EXERCISE INSTRUCTIONS — Turn the stretch of the entries that opens with the line containing "ebony-fruit-image: [500, 97, 678, 271]" and closes with the line containing "mic-muted-icon: [759, 7, 771, 21]" into a Markdown table with the columns Row and Line. Give each line its own numbered row, and leave out blank lines.

Listings of boxed layout items:

>> start

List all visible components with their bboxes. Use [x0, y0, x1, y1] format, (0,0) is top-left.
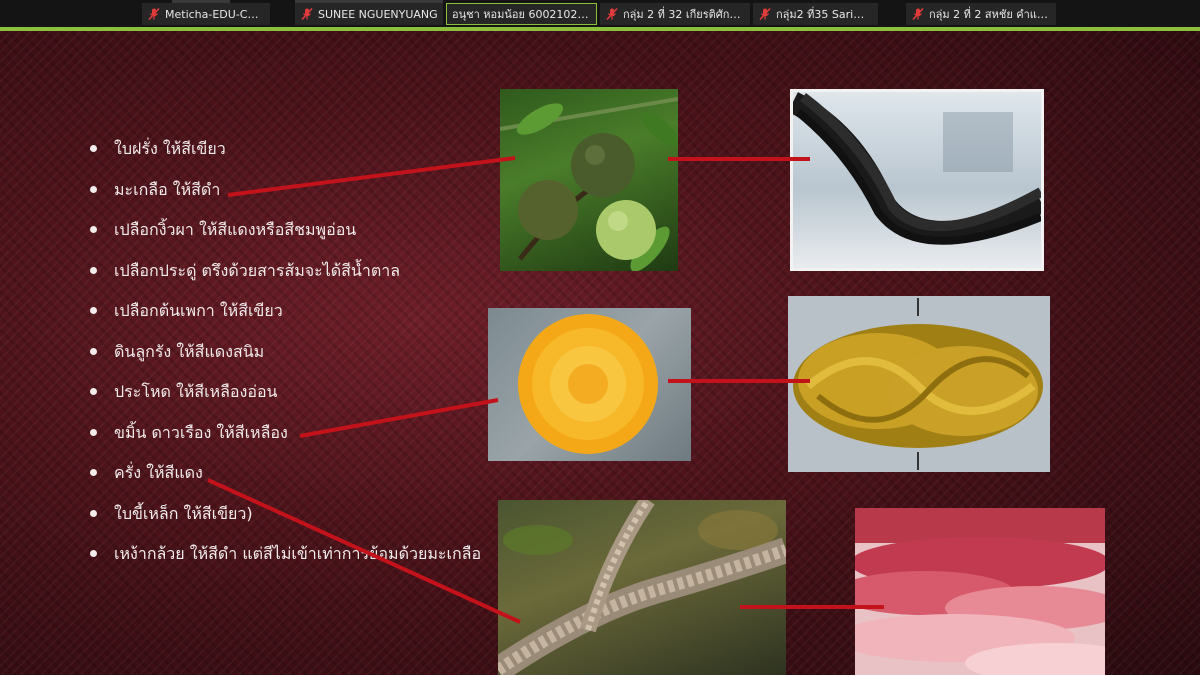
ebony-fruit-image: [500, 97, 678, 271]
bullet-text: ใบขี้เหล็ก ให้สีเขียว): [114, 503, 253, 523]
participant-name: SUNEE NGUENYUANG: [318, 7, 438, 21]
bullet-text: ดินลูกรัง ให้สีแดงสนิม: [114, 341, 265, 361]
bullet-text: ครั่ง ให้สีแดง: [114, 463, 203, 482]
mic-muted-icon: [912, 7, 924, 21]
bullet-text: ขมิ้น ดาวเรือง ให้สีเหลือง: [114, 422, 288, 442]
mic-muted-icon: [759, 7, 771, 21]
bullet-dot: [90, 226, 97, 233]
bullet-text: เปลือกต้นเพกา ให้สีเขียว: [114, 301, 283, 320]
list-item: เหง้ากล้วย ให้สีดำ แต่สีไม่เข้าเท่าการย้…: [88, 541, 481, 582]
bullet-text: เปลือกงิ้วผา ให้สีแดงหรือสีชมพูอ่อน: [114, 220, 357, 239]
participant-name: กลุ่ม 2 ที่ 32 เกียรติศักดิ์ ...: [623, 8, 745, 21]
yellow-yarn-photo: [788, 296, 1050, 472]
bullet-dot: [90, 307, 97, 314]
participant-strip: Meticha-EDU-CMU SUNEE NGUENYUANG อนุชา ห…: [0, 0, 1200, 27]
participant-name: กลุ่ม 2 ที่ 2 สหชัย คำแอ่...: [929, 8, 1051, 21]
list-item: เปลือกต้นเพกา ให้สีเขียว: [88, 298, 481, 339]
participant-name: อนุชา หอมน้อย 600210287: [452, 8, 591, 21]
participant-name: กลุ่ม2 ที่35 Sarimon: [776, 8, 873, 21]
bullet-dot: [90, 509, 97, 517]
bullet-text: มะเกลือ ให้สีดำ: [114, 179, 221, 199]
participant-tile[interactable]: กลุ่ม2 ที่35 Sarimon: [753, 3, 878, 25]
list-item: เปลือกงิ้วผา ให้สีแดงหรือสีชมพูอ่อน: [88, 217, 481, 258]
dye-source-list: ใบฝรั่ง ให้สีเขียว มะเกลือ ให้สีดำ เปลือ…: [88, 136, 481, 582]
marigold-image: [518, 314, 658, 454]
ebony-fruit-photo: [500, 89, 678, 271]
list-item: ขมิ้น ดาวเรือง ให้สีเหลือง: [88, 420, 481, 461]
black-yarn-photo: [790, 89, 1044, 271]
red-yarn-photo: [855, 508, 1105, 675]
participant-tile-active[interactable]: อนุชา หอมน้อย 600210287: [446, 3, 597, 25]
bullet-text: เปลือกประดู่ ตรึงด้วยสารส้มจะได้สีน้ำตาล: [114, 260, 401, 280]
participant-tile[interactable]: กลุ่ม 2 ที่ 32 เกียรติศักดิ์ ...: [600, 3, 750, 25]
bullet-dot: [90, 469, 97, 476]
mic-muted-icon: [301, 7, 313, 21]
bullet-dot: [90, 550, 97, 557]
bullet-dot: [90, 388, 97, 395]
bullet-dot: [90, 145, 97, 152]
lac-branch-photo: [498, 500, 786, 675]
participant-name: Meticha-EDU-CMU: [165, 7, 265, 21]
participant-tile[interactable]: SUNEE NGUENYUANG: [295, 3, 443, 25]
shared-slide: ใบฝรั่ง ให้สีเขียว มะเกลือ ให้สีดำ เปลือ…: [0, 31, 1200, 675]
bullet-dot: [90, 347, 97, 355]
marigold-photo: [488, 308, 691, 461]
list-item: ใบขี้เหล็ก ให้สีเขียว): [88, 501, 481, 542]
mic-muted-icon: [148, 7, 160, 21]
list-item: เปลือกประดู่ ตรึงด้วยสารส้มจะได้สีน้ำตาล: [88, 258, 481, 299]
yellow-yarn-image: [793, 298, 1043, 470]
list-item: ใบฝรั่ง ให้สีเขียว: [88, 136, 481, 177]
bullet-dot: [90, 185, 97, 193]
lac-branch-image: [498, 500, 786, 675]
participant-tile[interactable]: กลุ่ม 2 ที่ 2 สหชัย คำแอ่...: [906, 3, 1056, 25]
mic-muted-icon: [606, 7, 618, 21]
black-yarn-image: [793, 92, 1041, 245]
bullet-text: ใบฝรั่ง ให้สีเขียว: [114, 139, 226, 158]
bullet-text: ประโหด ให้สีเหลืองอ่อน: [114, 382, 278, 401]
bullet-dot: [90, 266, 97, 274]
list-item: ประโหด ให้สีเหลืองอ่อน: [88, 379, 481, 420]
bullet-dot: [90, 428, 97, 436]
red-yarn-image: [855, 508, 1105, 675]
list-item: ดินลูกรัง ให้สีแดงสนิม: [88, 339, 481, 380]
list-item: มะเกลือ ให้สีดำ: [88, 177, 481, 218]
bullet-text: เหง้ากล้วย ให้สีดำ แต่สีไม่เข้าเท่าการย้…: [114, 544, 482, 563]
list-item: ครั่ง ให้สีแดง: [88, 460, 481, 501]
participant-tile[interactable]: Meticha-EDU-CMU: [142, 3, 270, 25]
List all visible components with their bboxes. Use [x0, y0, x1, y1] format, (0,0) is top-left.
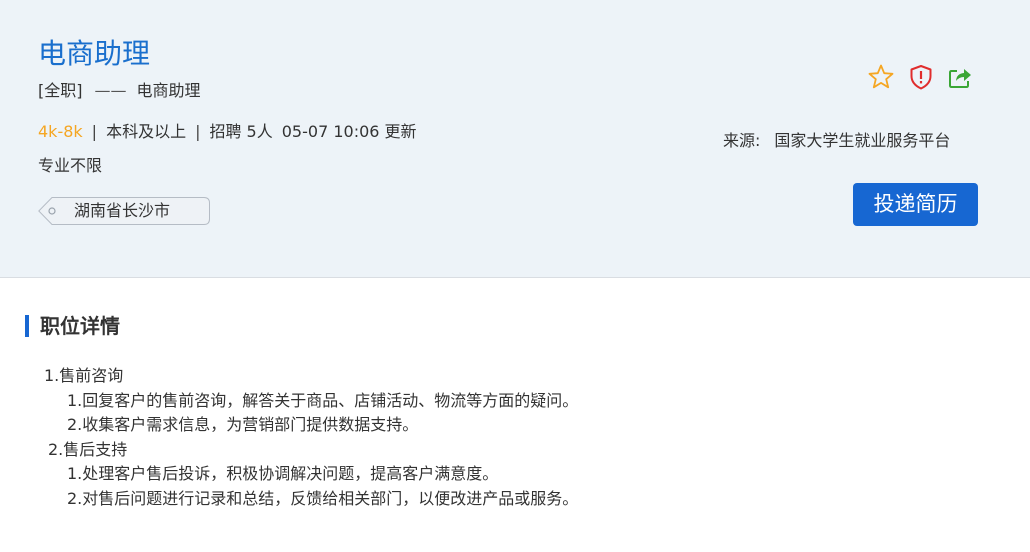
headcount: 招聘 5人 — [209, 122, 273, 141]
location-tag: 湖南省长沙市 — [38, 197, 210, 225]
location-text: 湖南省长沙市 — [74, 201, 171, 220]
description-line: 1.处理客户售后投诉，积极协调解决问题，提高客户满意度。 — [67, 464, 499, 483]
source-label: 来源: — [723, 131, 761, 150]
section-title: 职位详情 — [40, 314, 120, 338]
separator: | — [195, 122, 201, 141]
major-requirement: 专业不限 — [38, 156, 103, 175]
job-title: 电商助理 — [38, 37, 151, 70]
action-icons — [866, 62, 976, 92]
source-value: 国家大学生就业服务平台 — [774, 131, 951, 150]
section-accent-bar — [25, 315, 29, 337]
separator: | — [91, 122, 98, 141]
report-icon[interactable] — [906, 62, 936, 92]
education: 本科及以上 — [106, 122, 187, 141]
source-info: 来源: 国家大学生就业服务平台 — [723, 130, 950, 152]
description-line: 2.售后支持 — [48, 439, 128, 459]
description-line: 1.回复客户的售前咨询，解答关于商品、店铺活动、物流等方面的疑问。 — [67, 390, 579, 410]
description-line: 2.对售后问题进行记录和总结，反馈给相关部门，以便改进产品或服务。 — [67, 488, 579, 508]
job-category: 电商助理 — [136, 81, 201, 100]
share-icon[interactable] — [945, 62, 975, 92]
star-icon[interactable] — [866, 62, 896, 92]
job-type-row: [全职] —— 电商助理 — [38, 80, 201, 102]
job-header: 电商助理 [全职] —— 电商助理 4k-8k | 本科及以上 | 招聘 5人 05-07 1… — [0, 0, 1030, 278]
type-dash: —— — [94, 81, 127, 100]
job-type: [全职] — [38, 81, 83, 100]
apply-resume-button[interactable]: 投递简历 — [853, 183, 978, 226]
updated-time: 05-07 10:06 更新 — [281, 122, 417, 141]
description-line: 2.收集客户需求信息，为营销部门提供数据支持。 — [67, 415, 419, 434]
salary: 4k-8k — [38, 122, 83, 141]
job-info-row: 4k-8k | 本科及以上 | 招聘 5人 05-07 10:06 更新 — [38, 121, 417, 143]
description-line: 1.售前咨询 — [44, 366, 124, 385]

>> end

REPLY TO THE EXERCISE —
| Row | Line |
|---|---|
| 1 | ebony-fruit-image: [500, 97, 678, 271] |
| 2 | bullet-text: ใบขี้เหล็ก ให้สีเขียว): [114, 503, 253, 523] |
| 3 | participant-name: SUNEE NGUENYUANG: [318, 7, 438, 21] |
| 4 | bullet-text: ดินลูกรัง ให้สีแดงสนิม: [114, 341, 265, 361] |
| 5 | bullet-text: ครั่ง ให้สีแดง: [114, 463, 203, 482] |
| 6 | mic-muted-icon: [912, 7, 924, 21] |
| 7 | bullet-text: ขมิ้น ดาวเรือง ให้สีเหลือง: [114, 422, 288, 442] |
| 8 | mic-muted-icon: [759, 7, 771, 21] |